PROBLEM TO SOLVE —
Your task is to locate every line holding the string "hacer" and to copy each of them.

** BEGIN PROVIDED RECORDS **

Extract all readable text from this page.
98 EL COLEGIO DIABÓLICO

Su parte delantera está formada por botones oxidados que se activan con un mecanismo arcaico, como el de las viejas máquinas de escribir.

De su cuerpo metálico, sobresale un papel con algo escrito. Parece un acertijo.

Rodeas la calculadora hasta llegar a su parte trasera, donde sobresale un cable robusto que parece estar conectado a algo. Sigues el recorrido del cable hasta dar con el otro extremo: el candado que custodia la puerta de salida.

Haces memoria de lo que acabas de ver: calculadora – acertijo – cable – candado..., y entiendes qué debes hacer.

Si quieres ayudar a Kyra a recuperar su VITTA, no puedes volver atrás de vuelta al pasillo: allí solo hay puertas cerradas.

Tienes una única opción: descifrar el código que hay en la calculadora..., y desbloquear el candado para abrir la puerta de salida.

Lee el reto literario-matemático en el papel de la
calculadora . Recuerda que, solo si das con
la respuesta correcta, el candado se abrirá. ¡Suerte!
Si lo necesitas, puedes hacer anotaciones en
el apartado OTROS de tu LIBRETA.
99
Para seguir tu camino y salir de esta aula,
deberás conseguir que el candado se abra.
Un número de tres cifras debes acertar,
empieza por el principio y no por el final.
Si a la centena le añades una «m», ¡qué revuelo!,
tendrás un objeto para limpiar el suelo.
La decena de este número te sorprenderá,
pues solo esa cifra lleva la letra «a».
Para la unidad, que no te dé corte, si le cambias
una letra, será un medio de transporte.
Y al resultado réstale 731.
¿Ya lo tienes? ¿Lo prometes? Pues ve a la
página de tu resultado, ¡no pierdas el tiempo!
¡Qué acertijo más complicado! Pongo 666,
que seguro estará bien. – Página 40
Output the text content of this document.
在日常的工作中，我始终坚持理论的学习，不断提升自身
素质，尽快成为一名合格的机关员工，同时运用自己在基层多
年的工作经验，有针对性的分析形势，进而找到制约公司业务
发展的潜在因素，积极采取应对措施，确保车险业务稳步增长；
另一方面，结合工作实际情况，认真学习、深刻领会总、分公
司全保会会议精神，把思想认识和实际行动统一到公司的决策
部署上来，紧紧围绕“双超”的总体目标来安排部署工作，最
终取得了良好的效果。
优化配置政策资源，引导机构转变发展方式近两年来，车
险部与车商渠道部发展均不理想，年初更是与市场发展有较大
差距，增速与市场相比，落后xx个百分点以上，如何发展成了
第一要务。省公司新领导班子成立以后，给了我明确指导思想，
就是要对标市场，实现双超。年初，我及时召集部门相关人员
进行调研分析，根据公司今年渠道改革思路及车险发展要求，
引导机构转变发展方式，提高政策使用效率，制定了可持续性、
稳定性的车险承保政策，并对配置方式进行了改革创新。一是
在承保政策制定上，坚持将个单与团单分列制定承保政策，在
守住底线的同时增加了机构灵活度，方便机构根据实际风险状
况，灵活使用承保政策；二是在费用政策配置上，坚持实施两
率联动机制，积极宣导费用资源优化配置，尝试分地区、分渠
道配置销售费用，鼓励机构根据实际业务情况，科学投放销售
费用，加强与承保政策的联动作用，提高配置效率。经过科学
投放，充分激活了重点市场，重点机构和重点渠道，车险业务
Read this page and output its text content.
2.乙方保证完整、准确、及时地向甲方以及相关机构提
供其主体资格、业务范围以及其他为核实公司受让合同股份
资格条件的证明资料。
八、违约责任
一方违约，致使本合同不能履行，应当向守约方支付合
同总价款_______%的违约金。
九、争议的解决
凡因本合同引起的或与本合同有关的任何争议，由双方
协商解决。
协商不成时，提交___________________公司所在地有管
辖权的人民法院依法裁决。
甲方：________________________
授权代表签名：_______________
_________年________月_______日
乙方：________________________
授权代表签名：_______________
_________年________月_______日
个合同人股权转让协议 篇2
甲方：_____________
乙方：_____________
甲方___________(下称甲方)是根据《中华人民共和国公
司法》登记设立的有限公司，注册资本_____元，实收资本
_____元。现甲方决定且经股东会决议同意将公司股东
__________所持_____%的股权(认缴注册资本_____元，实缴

** END PROVIDED RECORDS **

CORRECT RESPONSE —
Haces memoria de lo que acabas de ver: calculadora – acertijo – cable – candado..., y entiendes qué debes hacer.
Si lo necesitas, puedes hacer anotaciones en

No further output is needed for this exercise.